Work to do
Will you transcribe the entries that follow, exactly and in full?

Collection entries:
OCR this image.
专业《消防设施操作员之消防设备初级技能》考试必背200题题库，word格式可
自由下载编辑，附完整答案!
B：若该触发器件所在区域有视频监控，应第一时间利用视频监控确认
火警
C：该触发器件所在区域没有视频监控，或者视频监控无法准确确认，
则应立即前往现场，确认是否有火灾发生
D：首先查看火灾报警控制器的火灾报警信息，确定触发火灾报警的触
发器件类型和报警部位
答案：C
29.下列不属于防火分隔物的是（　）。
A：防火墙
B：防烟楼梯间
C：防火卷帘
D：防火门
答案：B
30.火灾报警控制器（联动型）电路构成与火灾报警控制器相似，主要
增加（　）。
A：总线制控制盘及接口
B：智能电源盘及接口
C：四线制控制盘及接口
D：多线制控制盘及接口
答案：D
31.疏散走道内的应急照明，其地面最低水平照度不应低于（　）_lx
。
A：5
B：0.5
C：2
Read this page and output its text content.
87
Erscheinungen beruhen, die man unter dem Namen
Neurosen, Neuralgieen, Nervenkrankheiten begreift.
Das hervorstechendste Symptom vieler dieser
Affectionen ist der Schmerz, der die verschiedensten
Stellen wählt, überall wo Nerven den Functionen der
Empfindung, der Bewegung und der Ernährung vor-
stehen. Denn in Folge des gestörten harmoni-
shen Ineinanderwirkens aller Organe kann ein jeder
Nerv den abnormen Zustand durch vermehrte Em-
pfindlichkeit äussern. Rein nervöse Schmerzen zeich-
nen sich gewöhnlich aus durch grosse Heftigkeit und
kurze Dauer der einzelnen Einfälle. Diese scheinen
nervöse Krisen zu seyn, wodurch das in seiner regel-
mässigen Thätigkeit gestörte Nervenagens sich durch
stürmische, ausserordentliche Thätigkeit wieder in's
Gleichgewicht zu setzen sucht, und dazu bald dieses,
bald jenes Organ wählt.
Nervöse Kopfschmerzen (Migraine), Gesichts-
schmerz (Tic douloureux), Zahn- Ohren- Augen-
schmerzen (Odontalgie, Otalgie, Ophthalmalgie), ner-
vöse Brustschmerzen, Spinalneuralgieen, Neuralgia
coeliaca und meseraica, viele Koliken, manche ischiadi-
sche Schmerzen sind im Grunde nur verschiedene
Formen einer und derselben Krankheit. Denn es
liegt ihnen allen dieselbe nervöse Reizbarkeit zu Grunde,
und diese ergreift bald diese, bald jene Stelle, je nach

The output
OCR this image.
专业《消防设施操作员之消防设备初级技能》考试必背200题题库，word格式可
自由下载编辑，附完整答案!
B：若该触发器件所在区域有视频监控，应第一时间利用视频监控确认
火警
C：该触发器件所在区域没有视频监控，或者视频监控无法准确确认，
则应立即前往现场，确认是否有火灾发生
D：首先查看火灾报警控制器的火灾报警信息，确定触发火灾报警的触
发器件类型和报警部位
答案：C
29.下列不属于防火分隔物的是（　）。
A：防火墙
B：防烟楼梯间
C：防火卷帘
D：防火门
答案：B
30.火灾报警控制器（联动型）电路构成与火灾报警控制器相似，主要
增加（　）。
A：总线制控制盘及接口
B：智能电源盘及接口
C：四线制控制盘及接口
D：多线制控制盘及接口
答案：D
31.疏散走道内的应急照明，其地面最低水平照度不应低于（　）_lx
。
A：5
B：0.5
C：2
Read this page and output its text content.
87
Erscheinungen beruhen, die man unter dem Namen
Neurosen, Neuralgieen, Nervenkrankheiten begreift.
Das hervorstechendste Symptom vieler dieser
Affectionen ist der Schmerz, der die verschiedensten
Stellen wählt, überall wo Nerven den Functionen der
Empfindung, der Bewegung und der Ernährung vor-
stehen. Denn in Folge des gestörten harmoni-
shen Ineinanderwirkens aller Organe kann ein jeder
Nerv den abnormen Zustand durch vermehrte Em-
pfindlichkeit äussern. Rein nervöse Schmerzen zeich-
nen sich gewöhnlich aus durch grosse Heftigkeit und
kurze Dauer der einzelnen Einfälle. Diese scheinen
nervöse Krisen zu seyn, wodurch das in seiner regel-
mässigen Thätigkeit gestörte Nervenagens sich durch
stürmische, ausserordentliche Thätigkeit wieder in's
Gleichgewicht zu setzen sucht, und dazu bald dieses,
bald jenes Organ wählt.
Nervöse Kopfschmerzen (Migraine), Gesichts-
schmerz (Tic douloureux), Zahn- Ohren- Augen-
schmerzen (Odontalgie, Otalgie, Ophthalmalgie), ner-
vöse Brustschmerzen, Spinalneuralgieen, Neuralgia
coeliaca und meseraica, viele Koliken, manche ischiadi-
sche Schmerzen sind im Grunde nur verschiedene
Formen einer und derselben Krankheit. Denn es
liegt ihnen allen dieselbe nervöse Reizbarkeit zu Grunde,
und diese ergreift bald diese, bald jene Stelle, je nach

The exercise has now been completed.